- **Stated task**
Each entry below is to be extracted exactly.

- **The records**
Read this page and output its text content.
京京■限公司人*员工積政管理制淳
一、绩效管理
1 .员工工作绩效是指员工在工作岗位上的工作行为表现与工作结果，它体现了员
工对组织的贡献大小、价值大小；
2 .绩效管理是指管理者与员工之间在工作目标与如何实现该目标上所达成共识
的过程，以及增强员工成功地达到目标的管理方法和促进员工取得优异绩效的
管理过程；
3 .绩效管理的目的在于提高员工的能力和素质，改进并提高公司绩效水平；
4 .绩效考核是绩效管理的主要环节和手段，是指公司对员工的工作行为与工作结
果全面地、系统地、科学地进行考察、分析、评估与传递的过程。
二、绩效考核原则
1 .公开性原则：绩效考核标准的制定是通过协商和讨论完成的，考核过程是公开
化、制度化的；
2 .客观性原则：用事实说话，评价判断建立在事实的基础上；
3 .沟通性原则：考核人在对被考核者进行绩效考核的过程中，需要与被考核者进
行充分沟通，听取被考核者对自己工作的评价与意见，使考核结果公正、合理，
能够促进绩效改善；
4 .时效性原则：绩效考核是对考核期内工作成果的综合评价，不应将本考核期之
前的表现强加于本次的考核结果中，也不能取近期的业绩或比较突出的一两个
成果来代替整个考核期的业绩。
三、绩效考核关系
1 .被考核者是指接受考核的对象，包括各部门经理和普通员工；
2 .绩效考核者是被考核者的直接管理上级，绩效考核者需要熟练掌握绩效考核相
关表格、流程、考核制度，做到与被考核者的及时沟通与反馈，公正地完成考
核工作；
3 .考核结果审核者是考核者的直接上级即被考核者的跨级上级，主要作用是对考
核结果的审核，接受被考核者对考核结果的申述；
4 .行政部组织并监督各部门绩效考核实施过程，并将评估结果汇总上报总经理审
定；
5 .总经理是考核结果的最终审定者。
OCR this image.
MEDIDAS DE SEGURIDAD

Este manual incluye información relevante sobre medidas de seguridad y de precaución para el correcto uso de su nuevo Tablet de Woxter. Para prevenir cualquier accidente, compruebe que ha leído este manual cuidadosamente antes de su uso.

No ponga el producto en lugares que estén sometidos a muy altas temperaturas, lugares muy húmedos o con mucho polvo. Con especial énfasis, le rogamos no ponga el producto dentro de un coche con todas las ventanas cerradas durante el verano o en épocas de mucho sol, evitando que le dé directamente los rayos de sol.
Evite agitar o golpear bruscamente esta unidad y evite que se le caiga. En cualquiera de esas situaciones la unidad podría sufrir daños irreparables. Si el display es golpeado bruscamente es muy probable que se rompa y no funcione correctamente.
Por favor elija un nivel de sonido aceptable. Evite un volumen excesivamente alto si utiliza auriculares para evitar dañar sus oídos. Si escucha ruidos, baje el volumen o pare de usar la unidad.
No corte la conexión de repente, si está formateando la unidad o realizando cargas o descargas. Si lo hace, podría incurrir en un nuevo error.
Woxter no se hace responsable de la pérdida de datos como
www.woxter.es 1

- **Response**
Read this page and output its text content.
京京■限公司人*员工積政管理制淳
一、绩效管理
1 .员工工作绩效是指员工在工作岗位上的工作行为表现与工作结果，它体现了员
工对组织的贡献大小、价值大小；
2 .绩效管理是指管理者与员工之间在工作目标与如何实现该目标上所达成共识
的过程，以及增强员工成功地达到目标的管理方法和促进员工取得优异绩效的
管理过程；
3 .绩效管理的目的在于提高员工的能力和素质，改进并提高公司绩效水平；
4 .绩效考核是绩效管理的主要环节和手段，是指公司对员工的工作行为与工作结
果全面地、系统地、科学地进行考察、分析、评估与传递的过程。
二、绩效考核原则
1 .公开性原则：绩效考核标准的制定是通过协商和讨论完成的，考核过程是公开
化、制度化的；
2 .客观性原则：用事实说话，评价判断建立在事实的基础上；
3 .沟通性原则：考核人在对被考核者进行绩效考核的过程中，需要与被考核者进
行充分沟通，听取被考核者对自己工作的评价与意见，使考核结果公正、合理，
能够促进绩效改善；
4 .时效性原则：绩效考核是对考核期内工作成果的综合评价，不应将本考核期之
前的表现强加于本次的考核结果中，也不能取近期的业绩或比较突出的一两个
成果来代替整个考核期的业绩。
三、绩效考核关系
1 .被考核者是指接受考核的对象，包括各部门经理和普通员工；
2 .绩效考核者是被考核者的直接管理上级，绩效考核者需要熟练掌握绩效考核相
关表格、流程、考核制度，做到与被考核者的及时沟通与反馈，公正地完成考
核工作；
3 .考核结果审核者是考核者的直接上级即被考核者的跨级上级，主要作用是对考
核结果的审核，接受被考核者对考核结果的申述；
4 .行政部组织并监督各部门绩效考核实施过程，并将评估结果汇总上报总经理审
定；
5 .总经理是考核结果的最终审定者。
OCR this image.
MEDIDAS DE SEGURIDAD

Este manual incluye información relevante sobre medidas de seguridad y de precaución para el correcto uso de su nuevo Tablet de Woxter. Para prevenir cualquier accidente, compruebe que ha leído este manual cuidadosamente antes de su uso.

No ponga el producto en lugares que estén sometidos a muy altas temperaturas, lugares muy húmedos o con mucho polvo. Con especial énfasis, le rogamos no ponga el producto dentro de un coche con todas las ventanas cerradas durante el verano o en épocas de mucho sol, evitando que le dé directamente los rayos de sol.
Evite agitar o golpear bruscamente esta unidad y evite que se le caiga. En cualquiera de esas situaciones la unidad podría sufrir daños irreparables. Si el display es golpeado bruscamente es muy probable que se rompa y no funcione correctamente.
Por favor elija un nivel de sonido aceptable. Evite un volumen excesivamente alto si utiliza auriculares para evitar dañar sus oídos. Si escucha ruidos, baje el volumen o pare de usar la unidad.
No corte la conexión de repente, si está formateando la unidad o realizando cargas o descargas. Si lo hace, podría incurrir en un nuevo error.
Woxter no se hace responsable de la pérdida de datos como
www.woxter.es 1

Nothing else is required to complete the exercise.